* START *

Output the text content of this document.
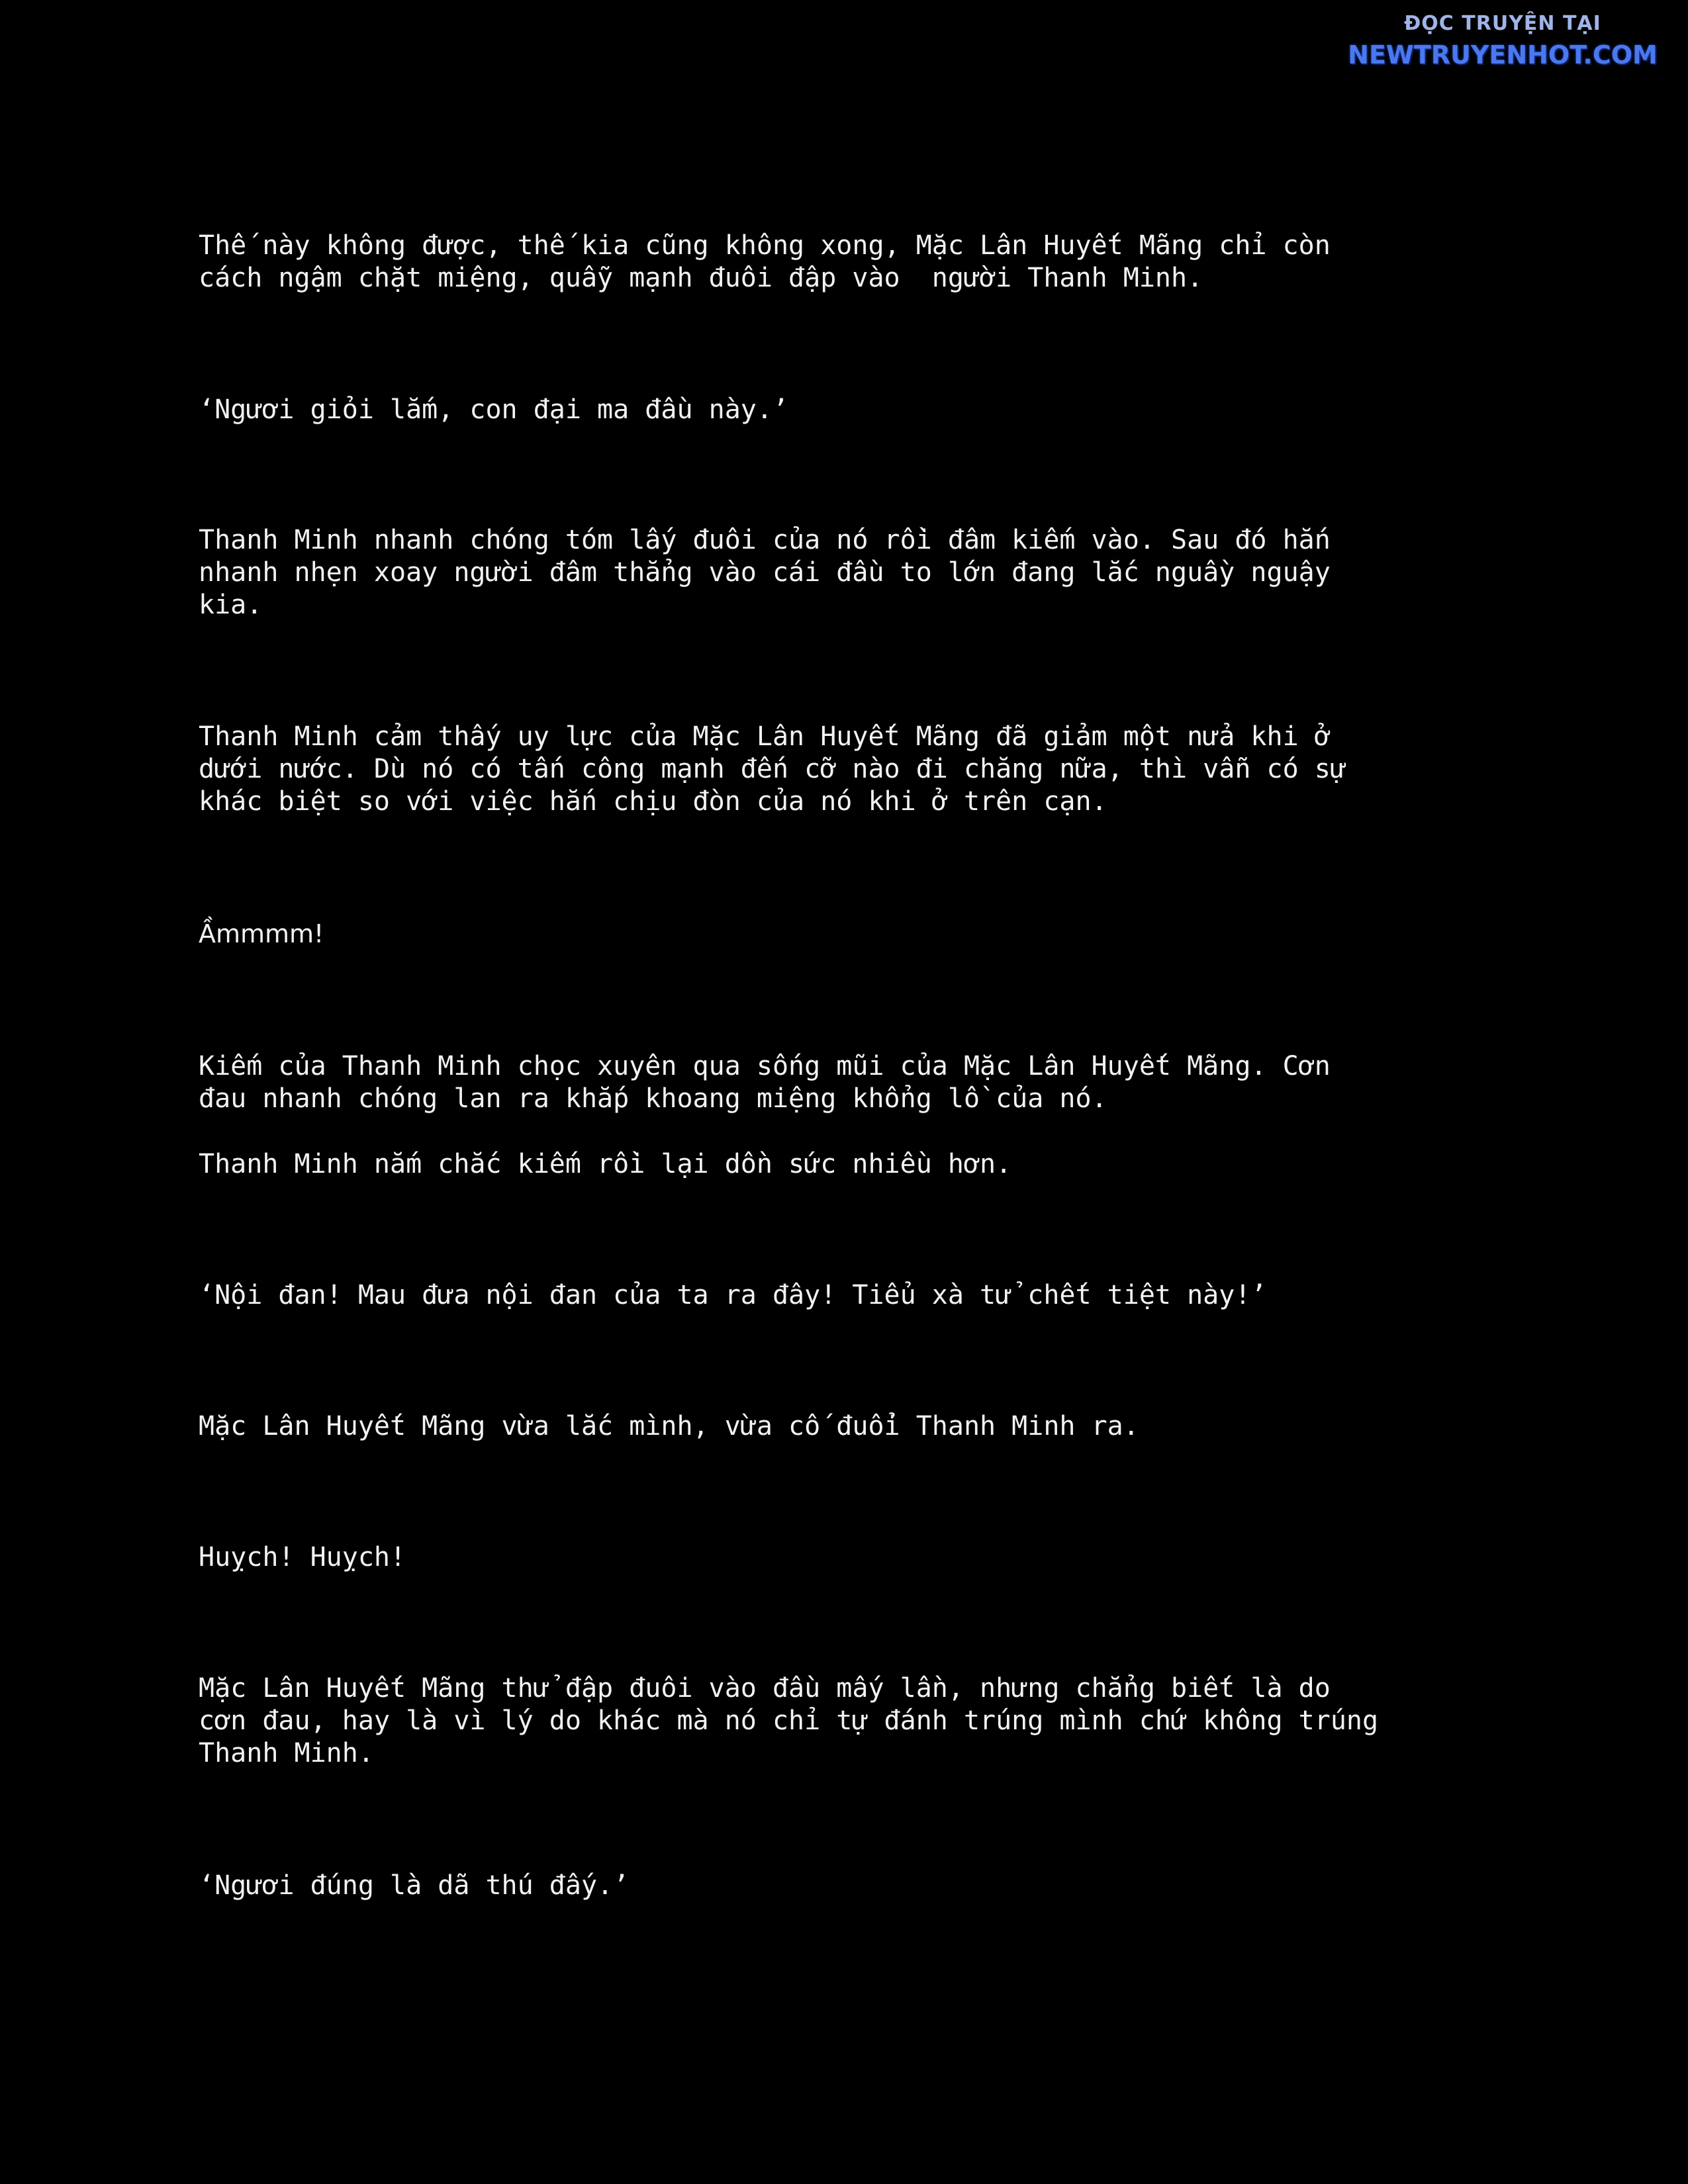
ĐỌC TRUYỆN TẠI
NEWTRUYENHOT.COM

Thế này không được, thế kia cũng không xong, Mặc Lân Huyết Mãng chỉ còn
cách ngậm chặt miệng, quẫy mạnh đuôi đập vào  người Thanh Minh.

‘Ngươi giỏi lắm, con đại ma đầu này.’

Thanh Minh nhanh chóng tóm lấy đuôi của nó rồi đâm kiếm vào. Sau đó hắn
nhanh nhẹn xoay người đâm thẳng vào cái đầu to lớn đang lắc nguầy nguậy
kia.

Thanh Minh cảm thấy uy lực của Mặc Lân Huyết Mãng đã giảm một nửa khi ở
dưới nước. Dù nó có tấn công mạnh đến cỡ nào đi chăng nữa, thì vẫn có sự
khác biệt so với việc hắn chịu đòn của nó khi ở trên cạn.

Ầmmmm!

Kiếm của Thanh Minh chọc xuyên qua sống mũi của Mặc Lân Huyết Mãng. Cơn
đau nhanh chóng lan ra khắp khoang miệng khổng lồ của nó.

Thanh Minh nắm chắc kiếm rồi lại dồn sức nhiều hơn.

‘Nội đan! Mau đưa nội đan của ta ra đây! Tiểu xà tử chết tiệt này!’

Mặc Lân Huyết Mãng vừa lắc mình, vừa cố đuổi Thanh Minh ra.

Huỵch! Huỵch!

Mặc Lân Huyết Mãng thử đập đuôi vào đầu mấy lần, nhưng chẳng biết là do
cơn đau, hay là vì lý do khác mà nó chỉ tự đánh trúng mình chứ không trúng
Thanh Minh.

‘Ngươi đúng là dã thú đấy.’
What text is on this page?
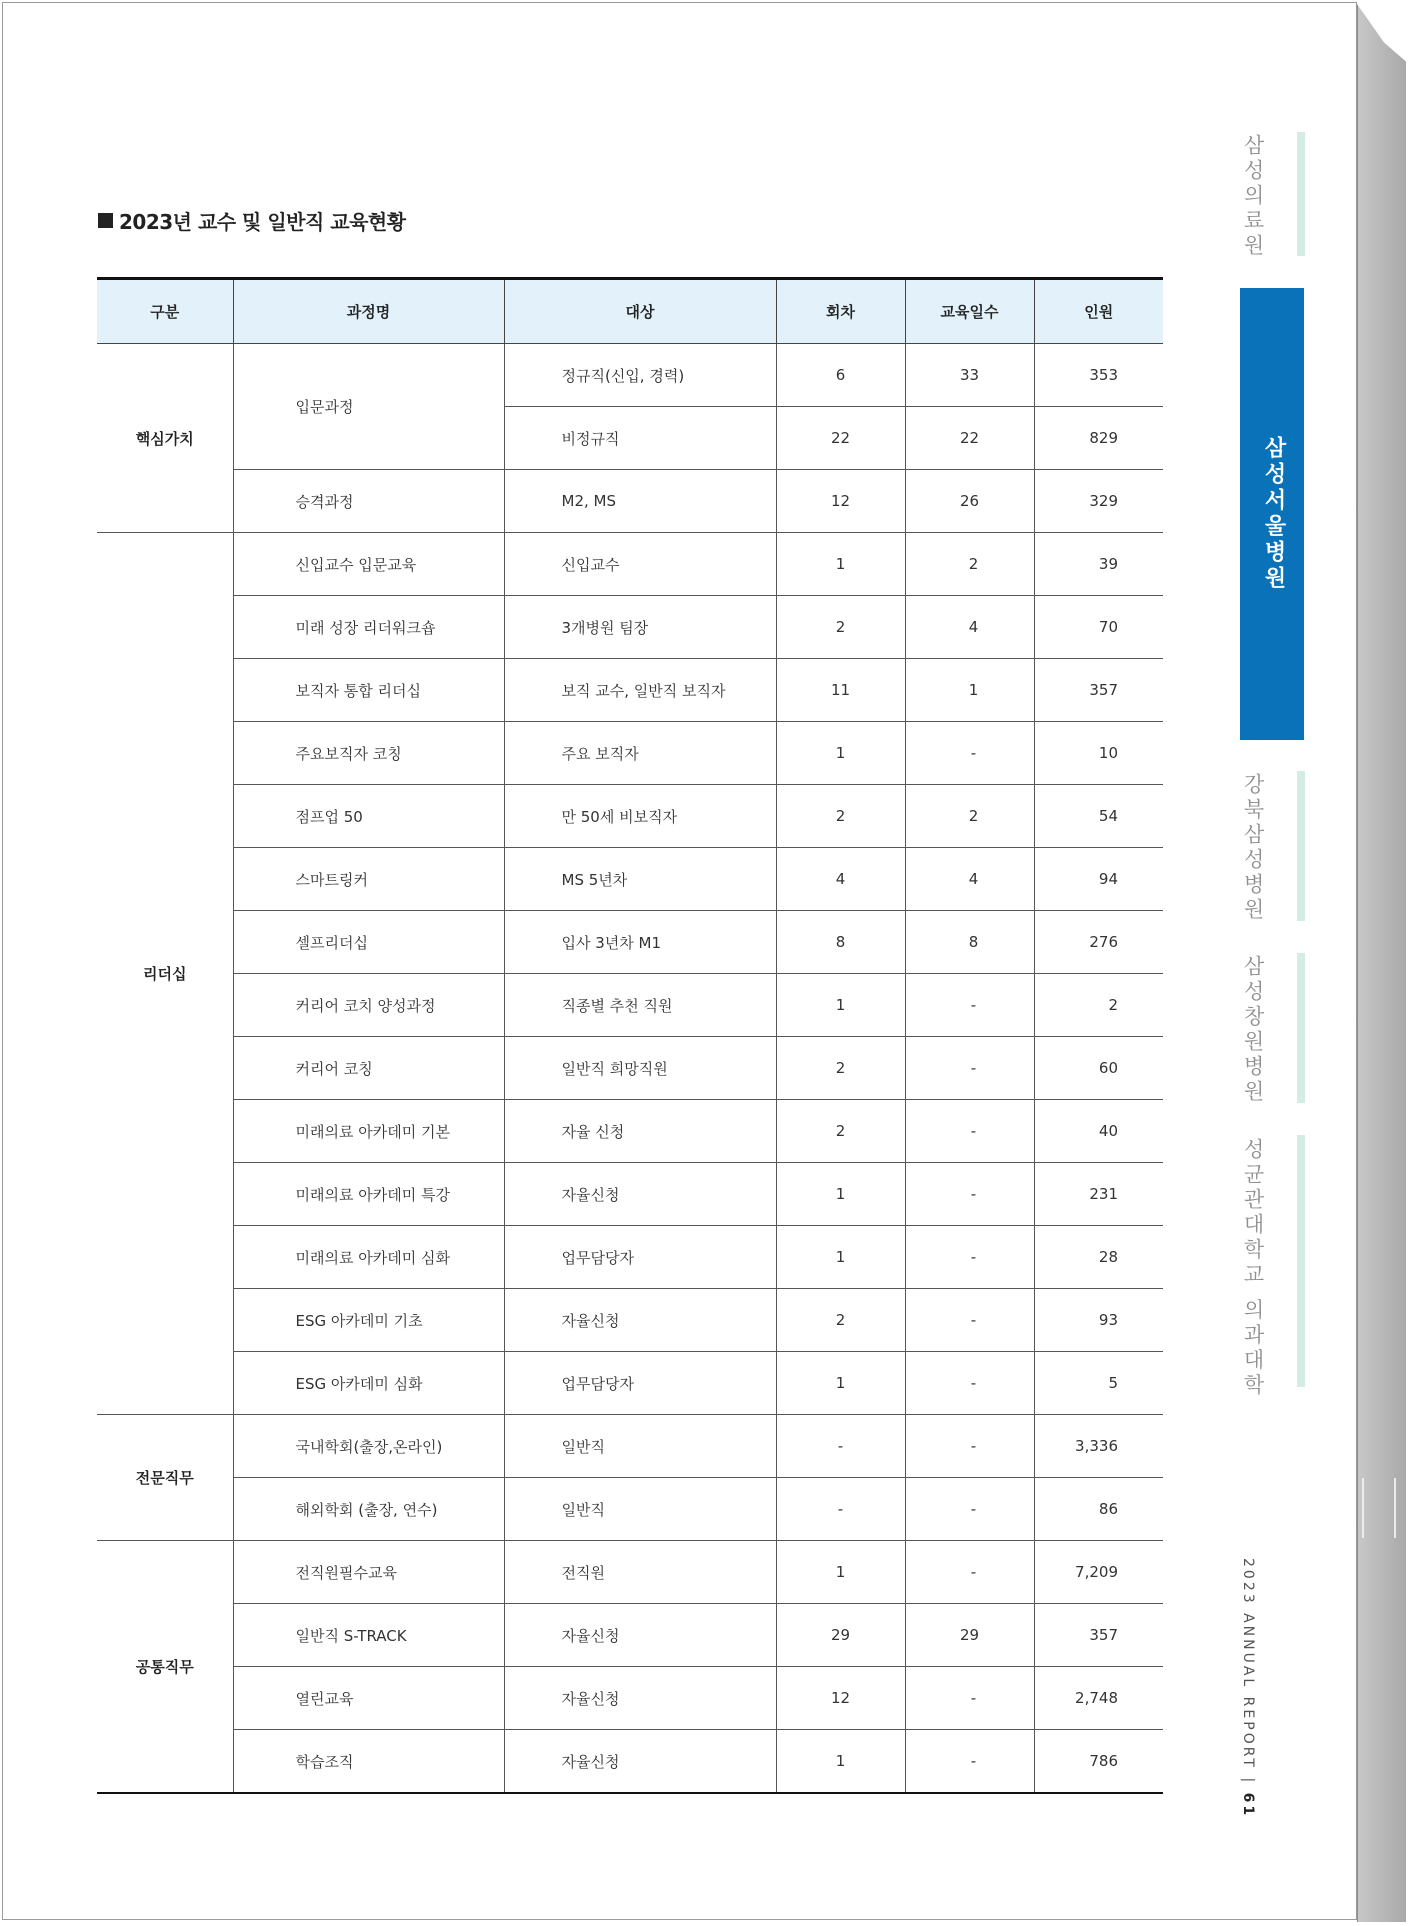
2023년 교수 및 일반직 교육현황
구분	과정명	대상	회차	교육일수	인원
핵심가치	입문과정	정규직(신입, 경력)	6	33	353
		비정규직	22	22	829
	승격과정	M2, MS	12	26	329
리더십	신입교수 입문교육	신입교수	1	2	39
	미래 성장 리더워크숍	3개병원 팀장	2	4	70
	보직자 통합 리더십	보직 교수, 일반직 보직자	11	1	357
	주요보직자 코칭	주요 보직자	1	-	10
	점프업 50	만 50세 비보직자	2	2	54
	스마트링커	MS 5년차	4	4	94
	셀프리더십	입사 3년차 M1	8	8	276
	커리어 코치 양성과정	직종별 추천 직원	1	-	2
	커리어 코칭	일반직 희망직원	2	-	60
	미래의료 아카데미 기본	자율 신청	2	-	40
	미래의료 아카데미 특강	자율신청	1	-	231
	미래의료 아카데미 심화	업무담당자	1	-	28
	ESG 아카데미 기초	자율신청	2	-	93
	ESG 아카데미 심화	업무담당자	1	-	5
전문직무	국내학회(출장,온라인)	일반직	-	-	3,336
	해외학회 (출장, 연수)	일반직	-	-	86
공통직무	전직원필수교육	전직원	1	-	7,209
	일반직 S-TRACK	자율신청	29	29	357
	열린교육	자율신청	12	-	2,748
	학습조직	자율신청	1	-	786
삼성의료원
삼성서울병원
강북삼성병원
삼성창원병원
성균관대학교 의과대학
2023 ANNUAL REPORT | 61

* END *

* **What needs to be done**: Leave out the pictures and copy everything else in the records word for word.

* **Output**:
Output the text content of this document.
ĐỌC TRUYỆN TẠI
NEWTRUYENHOT.COM

Thế này không được, thế kia cũng không xong, Mặc Lân Huyết Mãng chỉ còn
cách ngậm chặt miệng, quẫy mạnh đuôi đập vào  người Thanh Minh.

‘Ngươi giỏi lắm, con đại ma đầu này.’

Thanh Minh nhanh chóng tóm lấy đuôi của nó rồi đâm kiếm vào. Sau đó hắn
nhanh nhẹn xoay người đâm thẳng vào cái đầu to lớn đang lắc nguầy nguậy
kia.

Thanh Minh cảm thấy uy lực của Mặc Lân Huyết Mãng đã giảm một nửa khi ở
dưới nước. Dù nó có tấn công mạnh đến cỡ nào đi chăng nữa, thì vẫn có sự
khác biệt so với việc hắn chịu đòn của nó khi ở trên cạn.

Ầmmmm!

Kiếm của Thanh Minh chọc xuyên qua sống mũi của Mặc Lân Huyết Mãng. Cơn
đau nhanh chóng lan ra khắp khoang miệng khổng lồ của nó.

Thanh Minh nắm chắc kiếm rồi lại dồn sức nhiều hơn.

‘Nội đan! Mau đưa nội đan của ta ra đây! Tiểu xà tử chết tiệt này!’

Mặc Lân Huyết Mãng vừa lắc mình, vừa cố đuổi Thanh Minh ra.

Huỵch! Huỵch!

Mặc Lân Huyết Mãng thử đập đuôi vào đầu mấy lần, nhưng chẳng biết là do
cơn đau, hay là vì lý do khác mà nó chỉ tự đánh trúng mình chứ không trúng
Thanh Minh.

‘Ngươi đúng là dã thú đấy.’
What text is on this page?
2023년 교수 및 일반직 교육현황
구분	과정명	대상	회차	교육일수	인원
핵심가치	입문과정	정규직(신입, 경력)	6	33	353
		비정규직	22	22	829
	승격과정	M2, MS	12	26	329
리더십	신입교수 입문교육	신입교수	1	2	39
	미래 성장 리더워크숍	3개병원 팀장	2	4	70
	보직자 통합 리더십	보직 교수, 일반직 보직자	11	1	357
	주요보직자 코칭	주요 보직자	1	-	10
	점프업 50	만 50세 비보직자	2	2	54
	스마트링커	MS 5년차	4	4	94
	셀프리더십	입사 3년차 M1	8	8	276
	커리어 코치 양성과정	직종별 추천 직원	1	-	2
	커리어 코칭	일반직 희망직원	2	-	60
	미래의료 아카데미 기본	자율 신청	2	-	40
	미래의료 아카데미 특강	자율신청	1	-	231
	미래의료 아카데미 심화	업무담당자	1	-	28
	ESG 아카데미 기초	자율신청	2	-	93
	ESG 아카데미 심화	업무담당자	1	-	5
전문직무	국내학회(출장,온라인)	일반직	-	-	3,336
	해외학회 (출장, 연수)	일반직	-	-	86
공통직무	전직원필수교육	전직원	1	-	7,209
	일반직 S-TRACK	자율신청	29	29	357
	열린교육	자율신청	12	-	2,748
	학습조직	자율신청	1	-	786
삼성의료원
삼성서울병원
강북삼성병원
삼성창원병원
성균관대학교 의과대학
2023 ANNUAL REPORT | 61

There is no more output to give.